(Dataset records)
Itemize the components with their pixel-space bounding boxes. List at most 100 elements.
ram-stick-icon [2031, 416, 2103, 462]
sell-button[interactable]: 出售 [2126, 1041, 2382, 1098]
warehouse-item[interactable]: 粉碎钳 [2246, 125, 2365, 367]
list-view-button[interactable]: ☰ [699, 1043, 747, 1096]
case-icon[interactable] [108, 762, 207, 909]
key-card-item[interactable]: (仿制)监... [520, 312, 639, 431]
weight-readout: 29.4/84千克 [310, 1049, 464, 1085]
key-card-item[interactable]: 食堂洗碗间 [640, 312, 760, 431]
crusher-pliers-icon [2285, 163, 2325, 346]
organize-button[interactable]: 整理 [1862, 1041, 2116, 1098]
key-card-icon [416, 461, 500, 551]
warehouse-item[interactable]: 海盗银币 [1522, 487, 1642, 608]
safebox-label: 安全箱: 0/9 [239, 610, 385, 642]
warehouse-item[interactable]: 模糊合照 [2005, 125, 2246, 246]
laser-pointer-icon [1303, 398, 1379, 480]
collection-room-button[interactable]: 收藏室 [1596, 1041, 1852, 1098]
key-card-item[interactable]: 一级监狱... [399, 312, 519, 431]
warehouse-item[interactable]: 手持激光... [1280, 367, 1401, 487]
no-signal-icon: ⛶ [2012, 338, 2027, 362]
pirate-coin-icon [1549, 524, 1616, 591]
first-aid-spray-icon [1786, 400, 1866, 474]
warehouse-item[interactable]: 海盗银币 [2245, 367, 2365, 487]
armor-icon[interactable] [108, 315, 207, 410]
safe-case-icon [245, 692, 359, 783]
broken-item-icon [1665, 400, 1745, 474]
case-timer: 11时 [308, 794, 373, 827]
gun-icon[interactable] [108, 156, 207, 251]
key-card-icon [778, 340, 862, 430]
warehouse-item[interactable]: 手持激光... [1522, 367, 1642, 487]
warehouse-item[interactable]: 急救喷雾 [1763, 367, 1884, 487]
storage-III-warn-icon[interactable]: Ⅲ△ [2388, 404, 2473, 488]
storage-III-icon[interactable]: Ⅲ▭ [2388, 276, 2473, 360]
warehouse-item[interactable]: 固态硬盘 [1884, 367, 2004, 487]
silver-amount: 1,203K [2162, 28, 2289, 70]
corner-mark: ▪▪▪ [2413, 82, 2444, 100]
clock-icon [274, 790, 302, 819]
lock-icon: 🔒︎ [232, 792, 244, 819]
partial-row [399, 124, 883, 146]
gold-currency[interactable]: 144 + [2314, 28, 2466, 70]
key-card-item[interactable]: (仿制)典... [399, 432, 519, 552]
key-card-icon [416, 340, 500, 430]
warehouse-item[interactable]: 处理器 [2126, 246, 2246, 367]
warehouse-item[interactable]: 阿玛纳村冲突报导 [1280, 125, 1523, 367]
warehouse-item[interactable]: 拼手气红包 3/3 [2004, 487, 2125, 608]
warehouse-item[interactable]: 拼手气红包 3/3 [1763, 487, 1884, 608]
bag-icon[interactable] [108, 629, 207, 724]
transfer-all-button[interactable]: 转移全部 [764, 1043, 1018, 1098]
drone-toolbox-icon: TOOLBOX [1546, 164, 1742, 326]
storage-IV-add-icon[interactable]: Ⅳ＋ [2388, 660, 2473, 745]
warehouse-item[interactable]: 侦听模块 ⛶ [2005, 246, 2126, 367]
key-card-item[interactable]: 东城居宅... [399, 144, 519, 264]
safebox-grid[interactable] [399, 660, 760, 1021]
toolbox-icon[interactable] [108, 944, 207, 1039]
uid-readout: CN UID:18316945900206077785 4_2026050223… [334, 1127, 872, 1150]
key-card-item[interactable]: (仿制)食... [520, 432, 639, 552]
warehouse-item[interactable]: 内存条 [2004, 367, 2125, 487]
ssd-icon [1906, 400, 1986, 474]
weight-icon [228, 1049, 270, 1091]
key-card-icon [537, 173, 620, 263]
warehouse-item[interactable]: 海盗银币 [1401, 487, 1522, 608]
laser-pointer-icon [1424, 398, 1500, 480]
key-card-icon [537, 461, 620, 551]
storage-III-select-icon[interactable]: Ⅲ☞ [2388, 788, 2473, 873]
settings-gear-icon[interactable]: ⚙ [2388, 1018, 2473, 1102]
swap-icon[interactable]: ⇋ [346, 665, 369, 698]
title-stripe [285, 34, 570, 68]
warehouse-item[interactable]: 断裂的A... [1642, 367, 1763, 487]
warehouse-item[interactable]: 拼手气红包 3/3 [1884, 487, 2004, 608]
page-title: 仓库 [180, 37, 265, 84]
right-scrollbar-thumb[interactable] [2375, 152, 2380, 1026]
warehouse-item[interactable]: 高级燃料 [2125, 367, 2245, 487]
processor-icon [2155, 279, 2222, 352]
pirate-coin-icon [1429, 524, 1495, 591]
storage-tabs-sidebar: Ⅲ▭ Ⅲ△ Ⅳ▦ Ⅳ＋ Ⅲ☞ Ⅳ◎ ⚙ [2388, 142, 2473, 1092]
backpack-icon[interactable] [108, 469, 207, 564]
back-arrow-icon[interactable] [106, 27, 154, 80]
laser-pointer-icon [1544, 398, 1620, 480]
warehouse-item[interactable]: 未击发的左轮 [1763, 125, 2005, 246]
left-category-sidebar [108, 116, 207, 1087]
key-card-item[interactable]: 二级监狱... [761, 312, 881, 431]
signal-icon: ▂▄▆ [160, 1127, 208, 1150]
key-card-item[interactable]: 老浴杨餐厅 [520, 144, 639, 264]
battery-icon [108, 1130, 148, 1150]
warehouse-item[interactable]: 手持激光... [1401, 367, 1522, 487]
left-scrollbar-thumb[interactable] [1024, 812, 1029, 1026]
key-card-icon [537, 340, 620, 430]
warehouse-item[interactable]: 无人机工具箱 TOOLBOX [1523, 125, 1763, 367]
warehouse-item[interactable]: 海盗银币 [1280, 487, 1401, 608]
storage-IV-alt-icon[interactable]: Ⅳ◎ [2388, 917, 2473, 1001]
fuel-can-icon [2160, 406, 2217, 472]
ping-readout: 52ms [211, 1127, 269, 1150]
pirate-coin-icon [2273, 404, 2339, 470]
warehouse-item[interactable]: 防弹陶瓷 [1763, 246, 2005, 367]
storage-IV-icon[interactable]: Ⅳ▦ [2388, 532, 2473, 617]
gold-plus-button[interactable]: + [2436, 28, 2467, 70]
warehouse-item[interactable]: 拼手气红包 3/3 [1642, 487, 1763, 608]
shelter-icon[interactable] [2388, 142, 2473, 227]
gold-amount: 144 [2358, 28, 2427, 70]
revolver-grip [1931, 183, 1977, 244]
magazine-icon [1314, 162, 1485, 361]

Task instructions:
Rewrite all of the rows above, changing every occurrence of "warehouse-item" to "storage-item" and keeping everything else the same.

Full answer:
Itemize the components with their pixel-space bounding boxes. List at most 100 elements.
ram-stick-icon [2031, 416, 2103, 462]
sell-button[interactable]: 出售 [2126, 1041, 2382, 1098]
storage-item[interactable]: 粉碎钳 [2246, 125, 2365, 367]
list-view-button[interactable]: ☰ [699, 1043, 747, 1096]
case-icon[interactable] [108, 762, 207, 909]
key-card-item[interactable]: (仿制)监... [520, 312, 639, 431]
weight-readout: 29.4/84千克 [310, 1049, 464, 1085]
key-card-item[interactable]: 食堂洗碗间 [640, 312, 760, 431]
crusher-pliers-icon [2285, 163, 2325, 346]
organize-button[interactable]: 整理 [1862, 1041, 2116, 1098]
key-card-icon [416, 461, 500, 551]
storage-item[interactable]: 海盗银币 [1522, 487, 1642, 608]
safebox-label: 安全箱: 0/9 [239, 610, 385, 642]
storage-item[interactable]: 模糊合照 [2005, 125, 2246, 246]
laser-pointer-icon [1303, 398, 1379, 480]
collection-room-button[interactable]: 收藏室 [1596, 1041, 1852, 1098]
key-card-item[interactable]: 一级监狱... [399, 312, 519, 431]
storage-item[interactable]: 手持激光... [1280, 367, 1401, 487]
no-signal-icon: ⛶ [2012, 338, 2027, 362]
pirate-coin-icon [1549, 524, 1616, 591]
first-aid-spray-icon [1786, 400, 1866, 474]
storage-item[interactable]: 海盗银币 [2245, 367, 2365, 487]
armor-icon[interactable] [108, 315, 207, 410]
safe-case-icon [245, 692, 359, 783]
broken-item-icon [1665, 400, 1745, 474]
case-timer: 11时 [308, 794, 373, 827]
gun-icon[interactable] [108, 156, 207, 251]
key-card-icon [778, 340, 862, 430]
storage-item[interactable]: 手持激光... [1522, 367, 1642, 487]
storage-item[interactable]: 急救喷雾 [1763, 367, 1884, 487]
storage-III-warn-icon[interactable]: Ⅲ△ [2388, 404, 2473, 488]
storage-III-icon[interactable]: Ⅲ▭ [2388, 276, 2473, 360]
storage-item[interactable]: 固态硬盘 [1884, 367, 2004, 487]
silver-amount: 1,203K [2162, 28, 2289, 70]
corner-mark: ▪▪▪ [2413, 82, 2444, 100]
clock-icon [274, 790, 302, 819]
lock-icon: 🔒︎ [232, 792, 244, 819]
partial-row [399, 124, 883, 146]
gold-currency[interactable]: 144 + [2314, 28, 2466, 70]
key-card-item[interactable]: (仿制)典... [399, 432, 519, 552]
key-card-icon [416, 340, 500, 430]
storage-item[interactable]: 处理器 [2126, 246, 2246, 367]
storage-item[interactable]: 阿玛纳村冲突报导 [1280, 125, 1523, 367]
storage-item[interactable]: 拼手气红包 3/3 [2004, 487, 2125, 608]
storage-item[interactable]: 拼手气红包 3/3 [1763, 487, 1884, 608]
bag-icon[interactable] [108, 629, 207, 724]
transfer-all-button[interactable]: 转移全部 [764, 1043, 1018, 1098]
drone-toolbox-icon: TOOLBOX [1546, 164, 1742, 326]
storage-IV-add-icon[interactable]: Ⅳ＋ [2388, 660, 2473, 745]
storage-item[interactable]: 侦听模块 ⛶ [2005, 246, 2126, 367]
key-card-item[interactable]: 东城居宅... [399, 144, 519, 264]
safebox-grid[interactable] [399, 660, 760, 1021]
toolbox-icon[interactable] [108, 944, 207, 1039]
uid-readout: CN UID:18316945900206077785 4_2026050223… [334, 1127, 872, 1150]
key-card-item[interactable]: (仿制)食... [520, 432, 639, 552]
storage-item[interactable]: 内存条 [2004, 367, 2125, 487]
ssd-icon [1906, 400, 1986, 474]
weight-icon [228, 1049, 270, 1091]
key-card-icon [537, 173, 620, 263]
storage-item[interactable]: 海盗银币 [1401, 487, 1522, 608]
laser-pointer-icon [1424, 398, 1500, 480]
key-card-icon [537, 461, 620, 551]
storage-III-select-icon[interactable]: Ⅲ☞ [2388, 788, 2473, 873]
settings-gear-icon[interactable]: ⚙ [2388, 1018, 2473, 1102]
swap-icon[interactable]: ⇋ [346, 665, 369, 698]
title-stripe [285, 34, 570, 68]
storage-item[interactable]: 断裂的A... [1642, 367, 1763, 487]
storage-item[interactable]: 拼手气红包 3/3 [1884, 487, 2004, 608]
page-title: 仓库 [180, 37, 265, 84]
right-scrollbar-thumb[interactable] [2375, 152, 2380, 1026]
storage-item[interactable]: 高级燃料 [2125, 367, 2245, 487]
processor-icon [2155, 279, 2222, 352]
pirate-coin-icon [1429, 524, 1495, 591]
storage-tabs-sidebar: Ⅲ▭ Ⅲ△ Ⅳ▦ Ⅳ＋ Ⅲ☞ Ⅳ◎ ⚙ [2388, 142, 2473, 1092]
backpack-icon[interactable] [108, 469, 207, 564]
back-arrow-icon[interactable] [106, 27, 154, 80]
laser-pointer-icon [1544, 398, 1620, 480]
storage-item[interactable]: 未击发的左轮 [1763, 125, 2005, 246]
left-category-sidebar [108, 116, 207, 1087]
key-card-item[interactable]: 二级监狱... [761, 312, 881, 431]
signal-icon: ▂▄▆ [160, 1127, 208, 1150]
key-card-item[interactable]: 老浴杨餐厅 [520, 144, 639, 264]
battery-icon [108, 1130, 148, 1150]
storage-item[interactable]: 手持激光... [1401, 367, 1522, 487]
left-scrollbar-thumb[interactable] [1024, 812, 1029, 1026]
key-card-icon [537, 340, 620, 430]
storage-item[interactable]: 无人机工具箱 TOOLBOX [1523, 125, 1763, 367]
storage-item[interactable]: 海盗银币 [1280, 487, 1401, 608]
storage-IV-alt-icon[interactable]: Ⅳ◎ [2388, 917, 2473, 1001]
fuel-can-icon [2160, 406, 2217, 472]
ping-readout: 52ms [211, 1127, 269, 1150]
pirate-coin-icon [2273, 404, 2339, 470]
storage-item[interactable]: 防弹陶瓷 [1763, 246, 2005, 367]
storage-IV-icon[interactable]: Ⅳ▦ [2388, 532, 2473, 617]
gold-plus-button[interactable]: + [2436, 28, 2467, 70]
storage-item[interactable]: 拼手气红包 3/3 [1642, 487, 1763, 608]
shelter-icon[interactable] [2388, 142, 2473, 227]
gold-amount: 144 [2358, 28, 2427, 70]
revolver-grip [1931, 183, 1977, 244]
magazine-icon [1314, 162, 1485, 361]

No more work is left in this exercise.